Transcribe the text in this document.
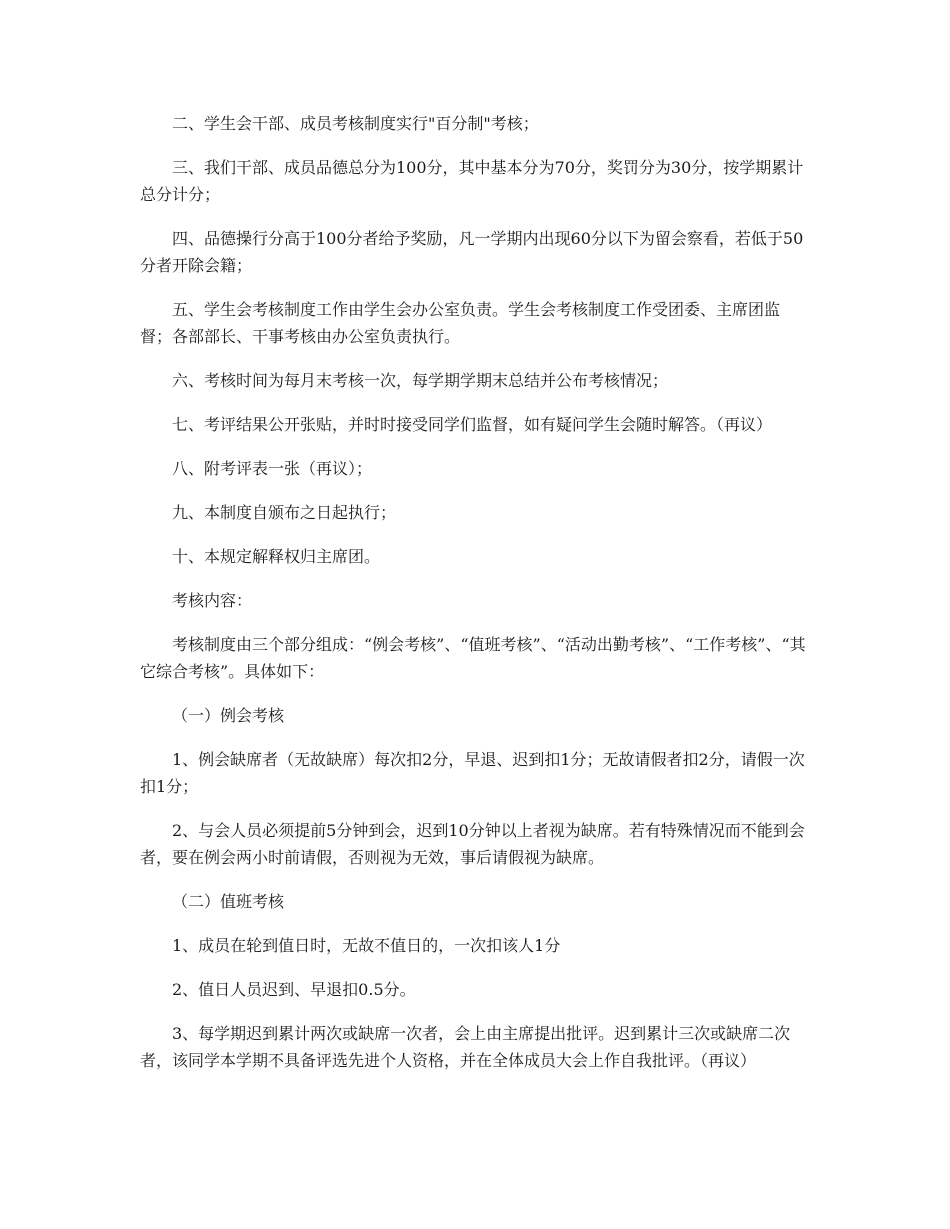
二、学生会干部、成员考核制度实行"百分制"考核；

三、我们干部、成员品德总分为100分，其中基本分为70分，奖罚分为30分，按学期累计总分计分；

四、品德操行分高于100分者给予奖励，凡一学期内出现60分以下为留会察看，若低于50分者开除会籍；

五、学生会考核制度工作由学生会办公室负责。学生会考核制度工作受团委、主席团监督；各部部长、干事考核由办公室负责执行。

六、考核时间为每月末考核一次，每学期学期末总结并公布考核情况；

七、考评结果公开张贴，并时时接受同学们监督，如有疑问学生会随时解答。（再议）

八、附考评表一张（再议）；

九、本制度自颁布之日起执行；

十、本规定解释权归主席团。

考核内容：

考核制度由三个部分组成：“例会考核”、“值班考核”、“活动出勤考核”、“工作考核”、“其它综合考核”。具体如下：

（一）例会考核

1、例会缺席者（无故缺席）每次扣2分，早退、迟到扣1分；无故请假者扣2分，请假一次扣1分；

2、与会人员必须提前5分钟到会，迟到10分钟以上者视为缺席。若有特殊情况而不能到会者，要在例会两小时前请假，否则视为无效，事后请假视为缺席。

（二）值班考核

1、成员在轮到值日时，无故不值日的，一次扣该人1分

2、值日人员迟到、早退扣0.5分。

3、每学期迟到累计两次或缺席一次者，会上由主席提出批评。迟到累计三次或缺席二次者，该同学本学期不具备评选先进个人资格，并在全体成员大会上作自我批评。（再议）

====================

What is needed:
Omit every picture, and otherwise quote the entries exactly.

Exercise answer:
Transcribe the text in this document.
二、学生会干部、成员考核制度实行"百分制"考核；

三、我们干部、成员品德总分为100分，其中基本分为70分，奖罚分为30分，按学期累计总分计分；

四、品德操行分高于100分者给予奖励，凡一学期内出现60分以下为留会察看，若低于50分者开除会籍；

五、学生会考核制度工作由学生会办公室负责。学生会考核制度工作受团委、主席团监督；各部部长、干事考核由办公室负责执行。

六、考核时间为每月末考核一次，每学期学期末总结并公布考核情况；

七、考评结果公开张贴，并时时接受同学们监督，如有疑问学生会随时解答。（再议）

八、附考评表一张（再议）；

九、本制度自颁布之日起执行；

十、本规定解释权归主席团。

考核内容：

考核制度由三个部分组成：“例会考核”、“值班考核”、“活动出勤考核”、“工作考核”、“其它综合考核”。具体如下：

（一）例会考核

1、例会缺席者（无故缺席）每次扣2分，早退、迟到扣1分；无故请假者扣2分，请假一次扣1分；

2、与会人员必须提前5分钟到会，迟到10分钟以上者视为缺席。若有特殊情况而不能到会者，要在例会两小时前请假，否则视为无效，事后请假视为缺席。

（二）值班考核

1、成员在轮到值日时，无故不值日的，一次扣该人1分

2、值日人员迟到、早退扣0.5分。

3、每学期迟到累计两次或缺席一次者，会上由主席提出批评。迟到累计三次或缺席二次者，该同学本学期不具备评选先进个人资格，并在全体成员大会上作自我批评。（再议）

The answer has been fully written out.